### WHAT YOU WILL DO
Give the number of lines in the entries that contain "name". State only the count.
-- Begin DATASET RECORDS --
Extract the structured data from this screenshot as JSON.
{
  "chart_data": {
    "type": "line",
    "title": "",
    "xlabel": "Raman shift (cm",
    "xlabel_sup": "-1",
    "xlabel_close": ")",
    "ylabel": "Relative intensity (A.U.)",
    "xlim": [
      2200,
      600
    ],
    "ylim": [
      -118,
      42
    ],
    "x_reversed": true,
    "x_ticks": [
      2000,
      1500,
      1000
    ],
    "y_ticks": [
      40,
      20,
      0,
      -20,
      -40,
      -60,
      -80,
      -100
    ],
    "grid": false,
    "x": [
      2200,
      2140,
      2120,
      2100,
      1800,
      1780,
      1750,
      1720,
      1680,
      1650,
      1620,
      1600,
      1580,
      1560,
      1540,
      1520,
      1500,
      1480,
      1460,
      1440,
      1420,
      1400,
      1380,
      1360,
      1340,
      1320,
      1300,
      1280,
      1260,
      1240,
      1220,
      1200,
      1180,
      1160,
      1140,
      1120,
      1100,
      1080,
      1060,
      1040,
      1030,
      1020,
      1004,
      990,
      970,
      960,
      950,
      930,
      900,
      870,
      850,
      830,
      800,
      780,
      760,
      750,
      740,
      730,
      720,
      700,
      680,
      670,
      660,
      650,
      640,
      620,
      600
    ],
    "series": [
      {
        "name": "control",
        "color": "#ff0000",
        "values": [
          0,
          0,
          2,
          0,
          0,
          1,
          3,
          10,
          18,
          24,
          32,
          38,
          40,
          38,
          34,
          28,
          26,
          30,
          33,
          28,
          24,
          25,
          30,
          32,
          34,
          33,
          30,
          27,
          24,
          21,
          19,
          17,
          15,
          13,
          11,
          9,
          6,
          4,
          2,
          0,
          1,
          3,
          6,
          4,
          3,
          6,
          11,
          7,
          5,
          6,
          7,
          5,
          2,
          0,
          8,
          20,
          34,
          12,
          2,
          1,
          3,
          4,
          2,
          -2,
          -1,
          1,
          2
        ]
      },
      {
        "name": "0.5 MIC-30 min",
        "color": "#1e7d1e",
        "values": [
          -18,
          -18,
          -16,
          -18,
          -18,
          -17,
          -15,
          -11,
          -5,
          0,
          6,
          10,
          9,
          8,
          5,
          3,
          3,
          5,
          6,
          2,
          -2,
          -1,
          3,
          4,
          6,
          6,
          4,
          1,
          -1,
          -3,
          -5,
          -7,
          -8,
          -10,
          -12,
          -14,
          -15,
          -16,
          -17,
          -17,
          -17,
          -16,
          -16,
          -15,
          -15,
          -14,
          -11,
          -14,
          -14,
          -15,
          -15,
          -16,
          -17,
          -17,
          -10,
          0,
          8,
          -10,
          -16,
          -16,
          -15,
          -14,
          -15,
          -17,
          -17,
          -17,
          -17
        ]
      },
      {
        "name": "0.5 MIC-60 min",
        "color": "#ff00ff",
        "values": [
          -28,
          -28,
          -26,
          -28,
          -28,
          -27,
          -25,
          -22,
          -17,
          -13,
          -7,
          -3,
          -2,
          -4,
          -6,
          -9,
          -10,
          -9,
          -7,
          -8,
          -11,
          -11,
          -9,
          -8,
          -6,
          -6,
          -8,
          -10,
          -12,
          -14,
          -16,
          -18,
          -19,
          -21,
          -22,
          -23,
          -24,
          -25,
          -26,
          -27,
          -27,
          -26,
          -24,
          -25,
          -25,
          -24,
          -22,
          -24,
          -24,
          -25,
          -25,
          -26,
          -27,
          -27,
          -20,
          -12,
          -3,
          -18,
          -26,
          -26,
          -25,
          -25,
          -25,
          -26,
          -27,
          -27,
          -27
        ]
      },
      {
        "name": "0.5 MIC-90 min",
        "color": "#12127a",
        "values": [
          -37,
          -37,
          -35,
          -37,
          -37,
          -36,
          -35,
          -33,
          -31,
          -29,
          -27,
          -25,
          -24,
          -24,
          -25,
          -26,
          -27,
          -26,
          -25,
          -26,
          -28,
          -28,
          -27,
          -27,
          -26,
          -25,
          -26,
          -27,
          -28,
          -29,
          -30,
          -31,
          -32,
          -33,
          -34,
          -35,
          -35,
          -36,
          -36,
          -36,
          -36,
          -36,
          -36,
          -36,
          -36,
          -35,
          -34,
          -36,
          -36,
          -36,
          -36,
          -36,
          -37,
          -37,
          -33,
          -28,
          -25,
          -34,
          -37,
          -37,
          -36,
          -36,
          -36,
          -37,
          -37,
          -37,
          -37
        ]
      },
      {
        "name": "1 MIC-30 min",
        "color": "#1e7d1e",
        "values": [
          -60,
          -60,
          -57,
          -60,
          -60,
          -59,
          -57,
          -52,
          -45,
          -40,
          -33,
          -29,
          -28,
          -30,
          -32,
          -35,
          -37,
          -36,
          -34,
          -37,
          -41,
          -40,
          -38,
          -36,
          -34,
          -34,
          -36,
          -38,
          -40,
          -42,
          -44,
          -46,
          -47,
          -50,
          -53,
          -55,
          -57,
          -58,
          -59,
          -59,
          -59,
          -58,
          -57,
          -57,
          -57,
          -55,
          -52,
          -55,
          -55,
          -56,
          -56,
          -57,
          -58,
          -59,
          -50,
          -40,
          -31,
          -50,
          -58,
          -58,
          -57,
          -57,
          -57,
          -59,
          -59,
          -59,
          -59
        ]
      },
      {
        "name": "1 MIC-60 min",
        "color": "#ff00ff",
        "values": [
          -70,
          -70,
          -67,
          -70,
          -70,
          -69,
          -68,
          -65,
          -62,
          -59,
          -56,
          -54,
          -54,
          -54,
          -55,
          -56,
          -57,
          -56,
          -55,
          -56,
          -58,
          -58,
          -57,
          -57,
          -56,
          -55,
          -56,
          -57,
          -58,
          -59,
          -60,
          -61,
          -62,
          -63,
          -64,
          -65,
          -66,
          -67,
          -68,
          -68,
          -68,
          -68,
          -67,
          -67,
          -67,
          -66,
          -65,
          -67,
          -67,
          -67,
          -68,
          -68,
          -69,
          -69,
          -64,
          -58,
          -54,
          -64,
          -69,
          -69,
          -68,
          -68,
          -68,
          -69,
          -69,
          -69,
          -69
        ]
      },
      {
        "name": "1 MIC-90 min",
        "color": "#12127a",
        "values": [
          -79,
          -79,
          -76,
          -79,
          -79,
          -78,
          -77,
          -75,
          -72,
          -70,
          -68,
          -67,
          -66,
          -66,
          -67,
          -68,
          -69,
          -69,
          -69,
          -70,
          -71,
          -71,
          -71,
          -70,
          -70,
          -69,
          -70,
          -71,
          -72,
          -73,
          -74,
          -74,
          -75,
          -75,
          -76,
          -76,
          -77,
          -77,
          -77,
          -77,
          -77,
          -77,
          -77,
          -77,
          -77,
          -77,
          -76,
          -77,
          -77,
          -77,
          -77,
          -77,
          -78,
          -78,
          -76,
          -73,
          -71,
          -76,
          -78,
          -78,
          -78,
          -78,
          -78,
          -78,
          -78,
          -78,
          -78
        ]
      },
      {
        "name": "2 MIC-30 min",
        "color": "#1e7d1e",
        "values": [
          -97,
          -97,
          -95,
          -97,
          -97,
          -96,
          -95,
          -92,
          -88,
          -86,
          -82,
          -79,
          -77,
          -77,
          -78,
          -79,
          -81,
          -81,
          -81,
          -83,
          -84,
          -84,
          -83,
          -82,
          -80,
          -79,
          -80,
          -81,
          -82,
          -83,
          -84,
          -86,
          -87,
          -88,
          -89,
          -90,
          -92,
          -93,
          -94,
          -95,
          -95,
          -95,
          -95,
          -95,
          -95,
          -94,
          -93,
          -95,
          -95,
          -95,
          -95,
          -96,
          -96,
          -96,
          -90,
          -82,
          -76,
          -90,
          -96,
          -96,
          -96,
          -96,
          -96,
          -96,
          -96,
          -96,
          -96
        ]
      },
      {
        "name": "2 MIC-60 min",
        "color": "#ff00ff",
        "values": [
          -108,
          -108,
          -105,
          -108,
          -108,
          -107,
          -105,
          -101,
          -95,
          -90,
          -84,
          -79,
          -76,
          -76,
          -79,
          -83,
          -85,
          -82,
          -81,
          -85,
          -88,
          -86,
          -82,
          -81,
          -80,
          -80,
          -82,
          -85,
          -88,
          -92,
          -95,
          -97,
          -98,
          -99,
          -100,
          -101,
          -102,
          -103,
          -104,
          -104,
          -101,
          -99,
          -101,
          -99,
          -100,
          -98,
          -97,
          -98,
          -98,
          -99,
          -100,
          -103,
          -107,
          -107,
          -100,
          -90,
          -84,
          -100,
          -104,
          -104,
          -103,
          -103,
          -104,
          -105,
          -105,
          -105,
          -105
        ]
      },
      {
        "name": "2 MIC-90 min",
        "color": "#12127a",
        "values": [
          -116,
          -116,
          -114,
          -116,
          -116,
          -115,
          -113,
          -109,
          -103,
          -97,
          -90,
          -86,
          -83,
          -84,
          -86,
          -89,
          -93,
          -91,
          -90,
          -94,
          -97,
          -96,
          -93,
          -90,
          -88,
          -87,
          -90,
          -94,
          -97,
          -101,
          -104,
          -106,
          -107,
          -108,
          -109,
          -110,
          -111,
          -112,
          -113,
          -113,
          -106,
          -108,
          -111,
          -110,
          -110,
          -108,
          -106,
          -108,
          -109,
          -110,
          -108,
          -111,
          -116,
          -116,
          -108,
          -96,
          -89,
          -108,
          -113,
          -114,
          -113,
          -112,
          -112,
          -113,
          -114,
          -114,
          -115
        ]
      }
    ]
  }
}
-- End DATASET RECORDS --
### THE REPLY
10